─── ENTRIES SUPPLIED ───
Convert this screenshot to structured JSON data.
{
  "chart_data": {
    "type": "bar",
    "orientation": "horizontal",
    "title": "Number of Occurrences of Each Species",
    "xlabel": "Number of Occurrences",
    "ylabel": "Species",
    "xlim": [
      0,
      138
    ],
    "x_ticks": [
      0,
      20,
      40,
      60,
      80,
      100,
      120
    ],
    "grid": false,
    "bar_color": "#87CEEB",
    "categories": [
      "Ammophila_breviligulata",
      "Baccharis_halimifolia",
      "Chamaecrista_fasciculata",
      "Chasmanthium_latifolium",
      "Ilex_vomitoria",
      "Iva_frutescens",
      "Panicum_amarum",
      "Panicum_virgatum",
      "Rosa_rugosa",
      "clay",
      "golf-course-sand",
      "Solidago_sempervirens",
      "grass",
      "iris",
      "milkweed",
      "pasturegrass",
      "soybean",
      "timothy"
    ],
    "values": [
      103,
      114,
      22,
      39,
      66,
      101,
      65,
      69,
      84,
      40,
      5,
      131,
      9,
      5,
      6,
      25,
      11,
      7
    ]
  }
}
───
INSTRUCTIONS FOR THE TASK:
Search the listing for the string "Number". Copy each line where it turns up.

FINISHED TASK:
    "title": "Number of Occurrences of Each Species",
    "xlabel": "Number of Occurrences",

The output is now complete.